:: Material provided ::

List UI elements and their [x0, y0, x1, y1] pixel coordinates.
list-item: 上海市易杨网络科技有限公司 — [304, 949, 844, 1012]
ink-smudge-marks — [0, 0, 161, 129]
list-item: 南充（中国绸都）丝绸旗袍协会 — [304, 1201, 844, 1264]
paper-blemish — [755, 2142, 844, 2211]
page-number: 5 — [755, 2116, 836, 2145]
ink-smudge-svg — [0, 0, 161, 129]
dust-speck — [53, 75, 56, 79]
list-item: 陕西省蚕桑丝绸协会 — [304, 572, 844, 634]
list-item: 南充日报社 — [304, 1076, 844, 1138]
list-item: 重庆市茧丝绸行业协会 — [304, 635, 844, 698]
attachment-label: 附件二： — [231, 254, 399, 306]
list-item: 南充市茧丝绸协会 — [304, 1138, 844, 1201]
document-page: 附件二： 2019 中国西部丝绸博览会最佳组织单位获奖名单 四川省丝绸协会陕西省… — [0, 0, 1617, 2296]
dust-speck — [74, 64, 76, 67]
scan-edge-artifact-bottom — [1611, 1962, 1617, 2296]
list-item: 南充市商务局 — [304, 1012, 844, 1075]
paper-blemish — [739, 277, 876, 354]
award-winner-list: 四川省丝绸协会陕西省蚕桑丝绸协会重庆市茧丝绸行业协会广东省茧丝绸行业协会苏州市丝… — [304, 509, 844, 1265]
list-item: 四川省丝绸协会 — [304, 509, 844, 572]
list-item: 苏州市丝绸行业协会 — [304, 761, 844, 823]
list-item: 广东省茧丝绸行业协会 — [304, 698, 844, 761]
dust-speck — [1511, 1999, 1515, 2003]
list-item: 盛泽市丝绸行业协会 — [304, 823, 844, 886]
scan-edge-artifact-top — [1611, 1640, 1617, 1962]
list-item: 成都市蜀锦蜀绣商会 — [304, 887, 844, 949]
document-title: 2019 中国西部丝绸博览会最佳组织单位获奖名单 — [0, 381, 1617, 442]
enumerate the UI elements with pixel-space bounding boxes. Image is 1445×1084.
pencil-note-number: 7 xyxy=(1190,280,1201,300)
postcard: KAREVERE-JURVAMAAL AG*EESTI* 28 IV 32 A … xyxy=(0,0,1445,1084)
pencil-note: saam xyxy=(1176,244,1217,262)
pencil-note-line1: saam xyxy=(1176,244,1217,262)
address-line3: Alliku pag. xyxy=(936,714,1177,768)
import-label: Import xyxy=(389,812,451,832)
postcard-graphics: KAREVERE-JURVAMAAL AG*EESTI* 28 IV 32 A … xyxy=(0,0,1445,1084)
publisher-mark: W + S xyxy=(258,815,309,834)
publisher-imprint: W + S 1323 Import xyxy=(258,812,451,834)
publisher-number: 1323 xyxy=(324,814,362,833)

:::

**Written problem**
Turn the lines of the listing, from its first line through the line containing "dust-speck — [74, 64, 76, 67]", into a JSON list of strings with one string per line and blank lines omitted.

**Full solution**
[
  "List UI elements and their [x0, y0, x1, y1] pixel coordinates.",
  "list-item: 上海市易杨网络科技有限公司 — [304, 949, 844, 1012]",
  "ink-smudge-marks — [0, 0, 161, 129]",
  "list-item: 南充（中国绸都）丝绸旗袍协会 — [304, 1201, 844, 1264]",
  "paper-blemish — [755, 2142, 844, 2211]",
  "page-number: 5 — [755, 2116, 836, 2145]",
  "ink-smudge-svg — [0, 0, 161, 129]",
  "dust-speck — [53, 75, 56, 79]",
  "list-item: 陕西省蚕桑丝绸协会 — [304, 572, 844, 634]",
  "list-item: 南充日报社 — [304, 1076, 844, 1138]",
  "list-item: 重庆市茧丝绸行业协会 — [304, 635, 844, 698]",
  "attachment-label: 附件二： — [231, 254, 399, 306]",
  "list-item: 南充市茧丝绸协会 — [304, 1138, 844, 1201]",
  "document-page: 附件二： 2019 中国西部丝绸博览会最佳组织单位获奖名单 四川省丝绸协会陕西省… — [0, 0, 1617, 2296]",
  "dust-speck — [74, 64, 76, 67]"
]